» GIVEN INSTRUCTION: Write the data below out exactly as it stands. Do not include the pictures.

Stored records:
======

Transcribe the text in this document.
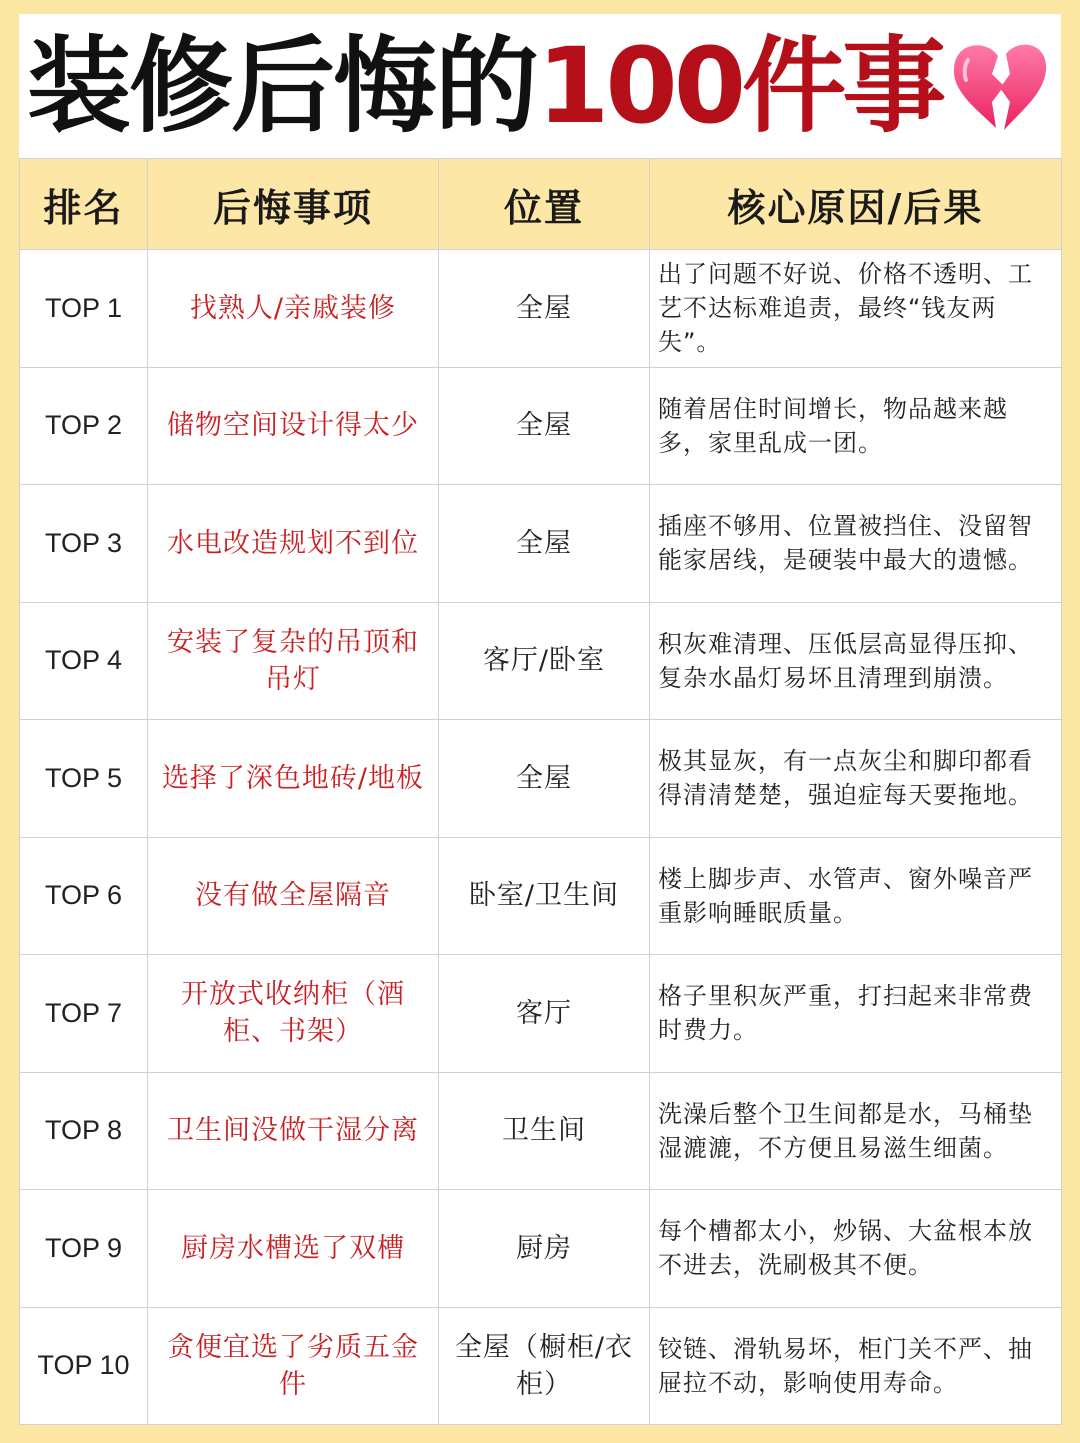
装修后悔的 100件事
排名	后悔事项	位置	核心原因/后果
TOP 1	找熟人/亲戚装修	全屋	出了问题不好说、价格不透明、工艺不达标难追责，最终“钱友两失”。
TOP 2	储物空间设计得太少	全屋	随着居住时间增长，物品越来越多，家里乱成一团。
TOP 3	水电改造规划不到位	全屋	插座不够用、位置被挡住、没留智能家居线，是硬装中最大的遗憾。
TOP 4	安装了复杂的吊顶和吊灯	客厅/卧室	积灰难清理、压低层高显得压抑、复杂水晶灯易坏且清理到崩溃。
TOP 5	选择了深色地砖/地板	全屋	极其显灰，有一点灰尘和脚印都看得清清楚楚，强迫症每天要拖地。
TOP 6	没有做全屋隔音	卧室/卫生间	楼上脚步声、水管声、窗外噪音严重影响睡眠质量。
TOP 7	开放式收纳柜（酒柜、书架）	客厅	格子里积灰严重，打扫起来非常费时费力。
TOP 8	卫生间没做干湿分离	卫生间	洗澡后整个卫生间都是水，马桶垫湿漉漉，不方便且易滋生细菌。
TOP 9	厨房水槽选了双槽	厨房	每个槽都太小，炒锅、大盆根本放不进去，洗刷极其不便。
TOP 10	贪便宜选了劣质五金件	全屋（橱柜/衣柜）	铰链、滑轨易坏，柜门关不严、抽屉拉不动，影响使用寿命。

======

» ANSWER TO THIS PROBLEM:
Transcribe the text in this document.
装修后悔的 100件事
排名	后悔事项	位置	核心原因/后果
TOP 1	找熟人/亲戚装修	全屋	出了问题不好说、价格不透明、工艺不达标难追责，最终“钱友两失”。
TOP 2	储物空间设计得太少	全屋	随着居住时间增长，物品越来越多，家里乱成一团。
TOP 3	水电改造规划不到位	全屋	插座不够用、位置被挡住、没留智能家居线，是硬装中最大的遗憾。
TOP 4	安装了复杂的吊顶和吊灯	客厅/卧室	积灰难清理、压低层高显得压抑、复杂水晶灯易坏且清理到崩溃。
TOP 5	选择了深色地砖/地板	全屋	极其显灰，有一点灰尘和脚印都看得清清楚楚，强迫症每天要拖地。
TOP 6	没有做全屋隔音	卧室/卫生间	楼上脚步声、水管声、窗外噪音严重影响睡眠质量。
TOP 7	开放式收纳柜（酒柜、书架）	客厅	格子里积灰严重，打扫起来非常费时费力。
TOP 8	卫生间没做干湿分离	卫生间	洗澡后整个卫生间都是水，马桶垫湿漉漉，不方便且易滋生细菌。
TOP 9	厨房水槽选了双槽	厨房	每个槽都太小，炒锅、大盆根本放不进去，洗刷极其不便。
TOP 10	贪便宜选了劣质五金件	全屋（橱柜/衣柜）	铰链、滑轨易坏，柜门关不严、抽屉拉不动，影响使用寿命。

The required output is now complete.